TASK BRIEF: Lines containing the word "Nominel" are the ones to copy from the records below.

-- START RECORDS FOR THIS TASK --

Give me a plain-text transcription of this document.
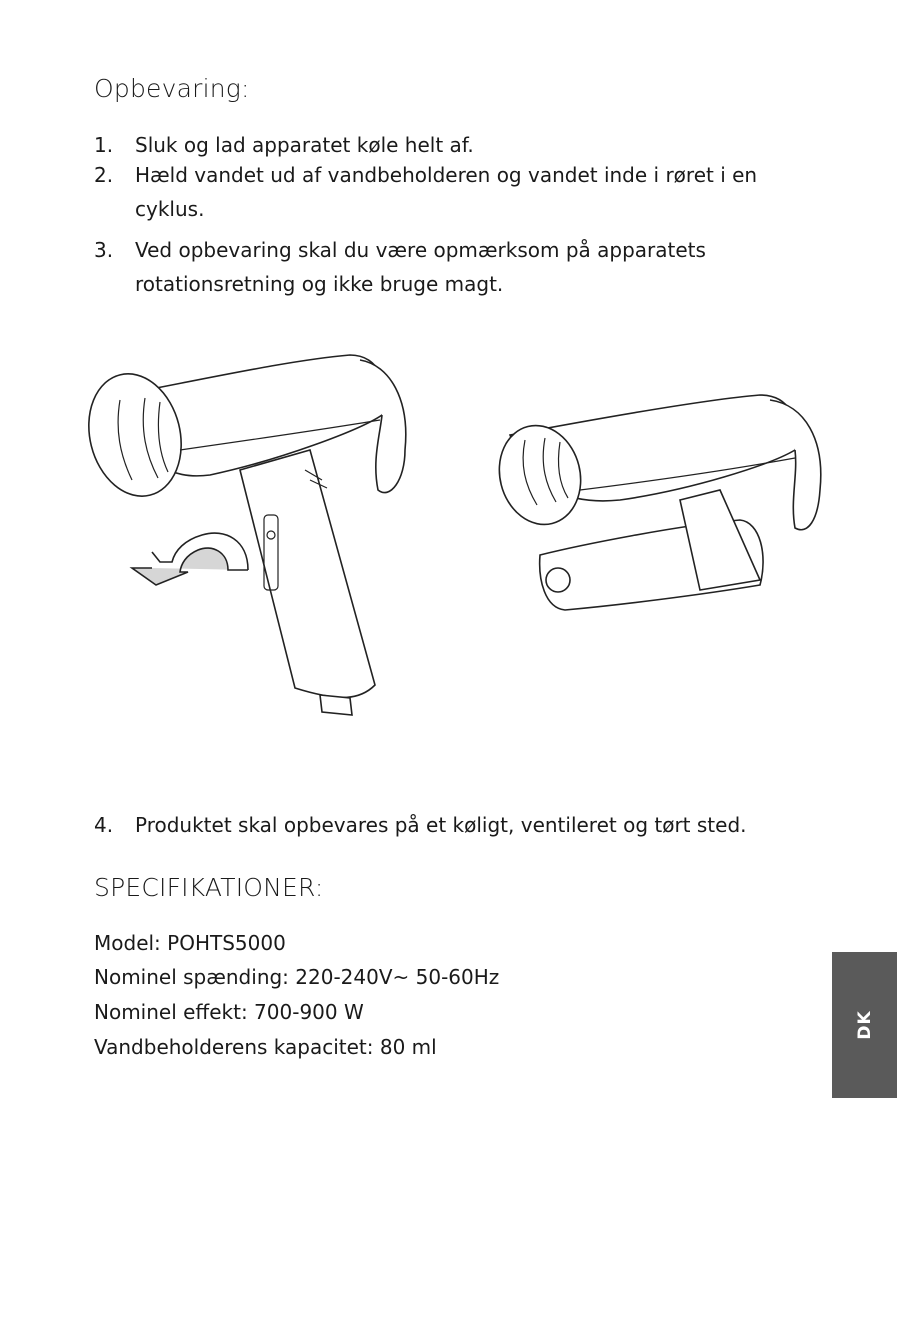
Opbevaring:
1. Sluk og lad apparatet køle helt af.
2. Hæld vandet ud af vandbeholderen og vandet inde i røret i en cyklus.
3. Ved opbevaring skal du være opmærksom på apparatets rotationsretning og ikke bruge magt.
4. Produktet skal opbevares på et køligt, ventileret og tørt sted.
SPECIFIKATIONER:
Model: POHTS5000
Nominel spænding: 220-240V~ 50-60Hz
Nominel effekt: 700-900 W
Vandbeholderens kapacitet: 80 ml
DK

-- END RECORDS FOR THIS TASK --

THE ANSWER:
Nominel spænding: 220-240V~ 50-60Hz
Nominel effekt: 700-900 W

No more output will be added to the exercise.